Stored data
[BEGIN]
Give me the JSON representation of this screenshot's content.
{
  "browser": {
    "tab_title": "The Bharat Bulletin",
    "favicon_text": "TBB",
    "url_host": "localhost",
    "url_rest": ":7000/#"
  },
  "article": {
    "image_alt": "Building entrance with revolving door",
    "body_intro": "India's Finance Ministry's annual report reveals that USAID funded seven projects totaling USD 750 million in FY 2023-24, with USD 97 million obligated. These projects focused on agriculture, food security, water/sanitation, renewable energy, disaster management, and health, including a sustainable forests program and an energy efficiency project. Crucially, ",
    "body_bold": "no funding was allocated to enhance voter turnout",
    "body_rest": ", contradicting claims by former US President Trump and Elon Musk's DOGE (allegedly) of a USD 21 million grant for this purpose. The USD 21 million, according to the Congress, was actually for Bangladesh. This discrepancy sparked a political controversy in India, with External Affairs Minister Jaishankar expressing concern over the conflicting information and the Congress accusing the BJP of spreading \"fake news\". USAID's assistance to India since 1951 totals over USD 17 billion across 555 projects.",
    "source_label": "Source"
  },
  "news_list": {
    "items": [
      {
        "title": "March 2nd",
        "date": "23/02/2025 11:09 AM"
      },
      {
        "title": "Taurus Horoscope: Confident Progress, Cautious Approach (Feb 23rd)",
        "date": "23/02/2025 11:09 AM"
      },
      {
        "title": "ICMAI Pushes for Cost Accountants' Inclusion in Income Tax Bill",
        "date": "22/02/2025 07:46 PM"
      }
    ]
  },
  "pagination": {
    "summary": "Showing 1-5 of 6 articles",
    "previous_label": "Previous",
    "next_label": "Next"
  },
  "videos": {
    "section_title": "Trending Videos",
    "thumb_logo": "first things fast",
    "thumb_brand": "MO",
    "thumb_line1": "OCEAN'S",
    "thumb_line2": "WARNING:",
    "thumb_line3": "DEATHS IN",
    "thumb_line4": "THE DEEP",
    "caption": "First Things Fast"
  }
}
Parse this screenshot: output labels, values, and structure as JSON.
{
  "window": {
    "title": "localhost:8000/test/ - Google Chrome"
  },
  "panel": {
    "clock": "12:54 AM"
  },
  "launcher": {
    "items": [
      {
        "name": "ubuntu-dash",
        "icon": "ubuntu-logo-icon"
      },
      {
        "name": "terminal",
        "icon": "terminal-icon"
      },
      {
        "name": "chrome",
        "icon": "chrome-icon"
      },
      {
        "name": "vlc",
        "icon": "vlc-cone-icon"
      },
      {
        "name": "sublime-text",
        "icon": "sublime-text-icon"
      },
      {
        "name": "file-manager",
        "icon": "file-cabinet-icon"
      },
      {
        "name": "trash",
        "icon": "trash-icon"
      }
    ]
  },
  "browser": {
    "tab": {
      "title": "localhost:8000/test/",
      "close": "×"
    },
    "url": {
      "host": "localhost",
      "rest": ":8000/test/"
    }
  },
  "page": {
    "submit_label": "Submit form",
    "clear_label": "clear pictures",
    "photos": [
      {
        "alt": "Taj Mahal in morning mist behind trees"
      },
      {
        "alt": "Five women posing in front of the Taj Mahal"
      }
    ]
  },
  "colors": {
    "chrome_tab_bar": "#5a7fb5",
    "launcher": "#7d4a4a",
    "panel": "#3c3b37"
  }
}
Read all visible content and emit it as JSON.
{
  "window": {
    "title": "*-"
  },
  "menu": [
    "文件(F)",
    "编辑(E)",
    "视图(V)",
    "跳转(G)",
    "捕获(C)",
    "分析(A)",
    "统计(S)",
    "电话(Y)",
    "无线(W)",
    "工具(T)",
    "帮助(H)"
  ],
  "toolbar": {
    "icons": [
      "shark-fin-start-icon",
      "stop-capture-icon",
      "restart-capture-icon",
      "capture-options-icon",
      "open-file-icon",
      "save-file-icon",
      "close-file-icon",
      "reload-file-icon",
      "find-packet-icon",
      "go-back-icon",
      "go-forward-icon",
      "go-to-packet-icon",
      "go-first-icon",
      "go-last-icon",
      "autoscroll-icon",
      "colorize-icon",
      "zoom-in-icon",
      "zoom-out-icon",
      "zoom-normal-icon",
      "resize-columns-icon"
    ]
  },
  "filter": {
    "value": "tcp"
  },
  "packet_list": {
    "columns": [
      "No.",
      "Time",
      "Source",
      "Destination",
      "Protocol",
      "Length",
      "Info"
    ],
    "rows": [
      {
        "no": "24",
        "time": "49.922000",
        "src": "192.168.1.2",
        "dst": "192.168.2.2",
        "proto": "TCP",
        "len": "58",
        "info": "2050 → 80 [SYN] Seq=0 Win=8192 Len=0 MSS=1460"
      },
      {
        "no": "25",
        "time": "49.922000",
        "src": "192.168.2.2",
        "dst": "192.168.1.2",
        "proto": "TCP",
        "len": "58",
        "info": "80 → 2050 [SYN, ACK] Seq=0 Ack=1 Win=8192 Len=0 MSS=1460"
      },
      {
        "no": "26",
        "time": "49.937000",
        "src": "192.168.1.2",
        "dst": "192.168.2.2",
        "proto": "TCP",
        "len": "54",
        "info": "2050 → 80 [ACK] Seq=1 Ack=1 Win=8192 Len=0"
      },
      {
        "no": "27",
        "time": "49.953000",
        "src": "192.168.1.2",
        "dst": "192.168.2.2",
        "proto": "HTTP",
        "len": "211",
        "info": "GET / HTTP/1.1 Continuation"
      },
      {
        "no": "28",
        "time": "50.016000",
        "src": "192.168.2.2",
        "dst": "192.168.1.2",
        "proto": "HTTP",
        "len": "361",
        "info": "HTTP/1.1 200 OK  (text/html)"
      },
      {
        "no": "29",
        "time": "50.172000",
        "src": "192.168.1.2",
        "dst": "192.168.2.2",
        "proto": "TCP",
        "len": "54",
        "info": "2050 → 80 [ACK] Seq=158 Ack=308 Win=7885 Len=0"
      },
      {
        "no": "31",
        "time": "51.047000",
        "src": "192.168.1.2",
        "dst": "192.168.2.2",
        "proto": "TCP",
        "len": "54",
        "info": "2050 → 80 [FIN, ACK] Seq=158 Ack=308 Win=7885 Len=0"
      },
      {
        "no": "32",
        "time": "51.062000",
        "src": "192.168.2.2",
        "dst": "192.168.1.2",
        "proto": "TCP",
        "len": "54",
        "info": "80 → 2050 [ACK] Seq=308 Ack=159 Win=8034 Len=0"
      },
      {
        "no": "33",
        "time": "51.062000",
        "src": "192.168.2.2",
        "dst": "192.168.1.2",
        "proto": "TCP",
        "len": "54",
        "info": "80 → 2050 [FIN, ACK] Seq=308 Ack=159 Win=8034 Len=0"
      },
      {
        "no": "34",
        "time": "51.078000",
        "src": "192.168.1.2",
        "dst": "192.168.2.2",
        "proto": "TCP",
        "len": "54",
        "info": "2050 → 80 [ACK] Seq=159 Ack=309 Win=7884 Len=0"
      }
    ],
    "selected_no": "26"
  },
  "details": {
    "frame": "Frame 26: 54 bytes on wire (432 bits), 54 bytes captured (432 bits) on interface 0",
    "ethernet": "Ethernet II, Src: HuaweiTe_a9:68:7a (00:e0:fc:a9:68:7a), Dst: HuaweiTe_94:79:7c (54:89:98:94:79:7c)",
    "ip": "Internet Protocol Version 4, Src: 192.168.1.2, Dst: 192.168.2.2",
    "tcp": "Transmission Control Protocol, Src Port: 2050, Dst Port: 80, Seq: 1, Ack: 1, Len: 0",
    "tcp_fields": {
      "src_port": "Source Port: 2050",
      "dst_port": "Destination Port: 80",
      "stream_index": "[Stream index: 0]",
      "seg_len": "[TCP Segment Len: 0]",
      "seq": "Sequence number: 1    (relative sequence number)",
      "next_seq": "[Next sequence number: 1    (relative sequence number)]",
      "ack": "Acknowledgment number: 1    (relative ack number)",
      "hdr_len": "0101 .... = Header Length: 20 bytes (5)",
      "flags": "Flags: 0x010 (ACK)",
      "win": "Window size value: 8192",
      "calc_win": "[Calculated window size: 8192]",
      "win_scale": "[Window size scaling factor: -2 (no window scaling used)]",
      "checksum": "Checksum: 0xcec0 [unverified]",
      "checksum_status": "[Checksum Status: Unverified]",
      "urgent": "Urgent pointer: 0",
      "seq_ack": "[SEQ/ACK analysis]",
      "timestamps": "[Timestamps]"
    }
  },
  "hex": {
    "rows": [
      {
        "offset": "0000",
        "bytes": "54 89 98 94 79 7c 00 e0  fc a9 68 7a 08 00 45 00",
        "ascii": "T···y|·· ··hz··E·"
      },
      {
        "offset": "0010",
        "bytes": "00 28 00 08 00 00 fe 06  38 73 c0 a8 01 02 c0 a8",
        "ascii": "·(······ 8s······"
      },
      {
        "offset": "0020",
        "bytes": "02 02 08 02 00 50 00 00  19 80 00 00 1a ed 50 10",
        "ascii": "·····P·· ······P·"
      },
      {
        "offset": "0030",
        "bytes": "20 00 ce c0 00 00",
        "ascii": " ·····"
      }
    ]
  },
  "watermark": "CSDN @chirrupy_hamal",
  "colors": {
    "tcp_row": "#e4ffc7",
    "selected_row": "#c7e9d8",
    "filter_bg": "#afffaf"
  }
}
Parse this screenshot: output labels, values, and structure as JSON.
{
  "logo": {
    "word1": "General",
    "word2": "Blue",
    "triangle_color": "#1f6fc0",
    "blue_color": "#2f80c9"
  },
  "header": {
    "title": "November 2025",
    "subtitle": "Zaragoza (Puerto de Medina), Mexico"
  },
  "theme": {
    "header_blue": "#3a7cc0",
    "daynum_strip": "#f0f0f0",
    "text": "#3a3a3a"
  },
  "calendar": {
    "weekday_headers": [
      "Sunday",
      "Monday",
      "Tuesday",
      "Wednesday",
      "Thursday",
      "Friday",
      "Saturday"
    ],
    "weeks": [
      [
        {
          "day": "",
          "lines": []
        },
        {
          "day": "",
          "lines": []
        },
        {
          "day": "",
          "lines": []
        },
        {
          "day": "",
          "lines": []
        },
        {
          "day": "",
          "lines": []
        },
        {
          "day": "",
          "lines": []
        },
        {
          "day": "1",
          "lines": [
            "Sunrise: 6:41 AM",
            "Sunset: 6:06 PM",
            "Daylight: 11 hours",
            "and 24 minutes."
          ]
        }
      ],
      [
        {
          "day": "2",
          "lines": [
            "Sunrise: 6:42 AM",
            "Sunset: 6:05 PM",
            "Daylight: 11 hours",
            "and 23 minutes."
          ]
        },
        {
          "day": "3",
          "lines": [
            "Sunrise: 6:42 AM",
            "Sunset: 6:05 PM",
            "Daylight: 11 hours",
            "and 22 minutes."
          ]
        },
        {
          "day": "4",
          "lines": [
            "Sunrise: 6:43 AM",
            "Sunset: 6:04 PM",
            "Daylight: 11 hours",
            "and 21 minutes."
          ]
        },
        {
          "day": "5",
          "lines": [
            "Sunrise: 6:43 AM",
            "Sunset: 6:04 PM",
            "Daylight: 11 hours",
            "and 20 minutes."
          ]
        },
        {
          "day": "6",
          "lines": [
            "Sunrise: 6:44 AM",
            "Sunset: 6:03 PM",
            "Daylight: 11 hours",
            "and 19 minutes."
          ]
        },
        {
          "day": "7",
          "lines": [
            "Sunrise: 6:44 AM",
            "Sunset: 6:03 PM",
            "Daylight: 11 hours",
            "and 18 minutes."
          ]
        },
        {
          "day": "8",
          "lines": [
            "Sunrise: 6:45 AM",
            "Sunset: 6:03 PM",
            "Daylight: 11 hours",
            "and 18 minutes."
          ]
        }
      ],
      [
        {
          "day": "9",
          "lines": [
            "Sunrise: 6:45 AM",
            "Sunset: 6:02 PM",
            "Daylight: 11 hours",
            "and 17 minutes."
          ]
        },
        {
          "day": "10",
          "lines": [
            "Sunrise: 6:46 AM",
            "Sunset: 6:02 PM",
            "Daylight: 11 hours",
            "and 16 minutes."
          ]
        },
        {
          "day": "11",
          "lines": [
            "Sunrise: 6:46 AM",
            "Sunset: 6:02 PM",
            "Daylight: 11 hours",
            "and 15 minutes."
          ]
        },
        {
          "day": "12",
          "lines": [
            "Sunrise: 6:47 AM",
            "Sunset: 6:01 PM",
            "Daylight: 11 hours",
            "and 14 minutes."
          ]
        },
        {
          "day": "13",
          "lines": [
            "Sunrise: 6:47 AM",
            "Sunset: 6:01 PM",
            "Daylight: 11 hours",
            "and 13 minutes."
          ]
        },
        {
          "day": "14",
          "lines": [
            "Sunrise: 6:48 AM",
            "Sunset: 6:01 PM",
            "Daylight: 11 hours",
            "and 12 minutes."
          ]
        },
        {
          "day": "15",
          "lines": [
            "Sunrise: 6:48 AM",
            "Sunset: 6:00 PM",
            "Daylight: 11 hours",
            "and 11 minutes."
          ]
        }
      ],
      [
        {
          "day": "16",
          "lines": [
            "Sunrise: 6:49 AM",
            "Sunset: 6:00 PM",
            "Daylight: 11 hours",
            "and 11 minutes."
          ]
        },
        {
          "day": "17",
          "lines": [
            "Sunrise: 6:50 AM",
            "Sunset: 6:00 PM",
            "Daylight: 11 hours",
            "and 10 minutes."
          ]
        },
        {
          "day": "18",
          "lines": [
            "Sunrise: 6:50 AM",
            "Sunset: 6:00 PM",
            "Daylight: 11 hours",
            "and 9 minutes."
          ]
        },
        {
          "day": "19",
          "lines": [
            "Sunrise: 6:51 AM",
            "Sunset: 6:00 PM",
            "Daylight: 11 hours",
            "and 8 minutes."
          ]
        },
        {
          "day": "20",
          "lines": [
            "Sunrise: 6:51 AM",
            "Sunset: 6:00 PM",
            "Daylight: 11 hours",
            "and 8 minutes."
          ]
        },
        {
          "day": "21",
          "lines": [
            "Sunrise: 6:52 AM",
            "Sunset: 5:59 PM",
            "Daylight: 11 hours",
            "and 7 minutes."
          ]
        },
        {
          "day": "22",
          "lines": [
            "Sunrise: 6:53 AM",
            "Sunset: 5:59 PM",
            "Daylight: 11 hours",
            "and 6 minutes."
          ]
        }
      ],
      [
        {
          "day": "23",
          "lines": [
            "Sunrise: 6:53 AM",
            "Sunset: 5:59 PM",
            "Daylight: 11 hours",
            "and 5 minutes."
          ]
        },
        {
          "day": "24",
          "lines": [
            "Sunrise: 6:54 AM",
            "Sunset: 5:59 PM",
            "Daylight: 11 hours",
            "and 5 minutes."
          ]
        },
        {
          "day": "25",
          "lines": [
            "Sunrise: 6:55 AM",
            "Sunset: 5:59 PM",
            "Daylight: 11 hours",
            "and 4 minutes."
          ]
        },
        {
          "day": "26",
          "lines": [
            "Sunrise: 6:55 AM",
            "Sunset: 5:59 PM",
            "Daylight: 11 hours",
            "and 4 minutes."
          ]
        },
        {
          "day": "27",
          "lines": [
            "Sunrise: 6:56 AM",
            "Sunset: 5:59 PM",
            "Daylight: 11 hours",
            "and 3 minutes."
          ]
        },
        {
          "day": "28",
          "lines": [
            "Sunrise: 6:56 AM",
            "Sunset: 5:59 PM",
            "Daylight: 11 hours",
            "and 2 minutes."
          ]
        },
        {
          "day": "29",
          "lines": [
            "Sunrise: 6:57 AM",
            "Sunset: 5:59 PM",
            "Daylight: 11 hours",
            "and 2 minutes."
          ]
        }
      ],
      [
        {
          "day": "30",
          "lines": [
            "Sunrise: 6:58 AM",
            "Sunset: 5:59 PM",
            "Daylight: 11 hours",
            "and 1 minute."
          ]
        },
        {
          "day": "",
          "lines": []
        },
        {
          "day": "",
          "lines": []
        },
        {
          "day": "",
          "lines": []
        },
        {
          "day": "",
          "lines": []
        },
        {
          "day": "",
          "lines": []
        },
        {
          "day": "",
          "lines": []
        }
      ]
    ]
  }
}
[END]
_WHAT THE TASK ASKS_.
Please list every line of the records that contains "ubuntu".

_FINAL RESULT_.
        "name": "ubuntu-dash",
        "icon": "ubuntu-logo-icon"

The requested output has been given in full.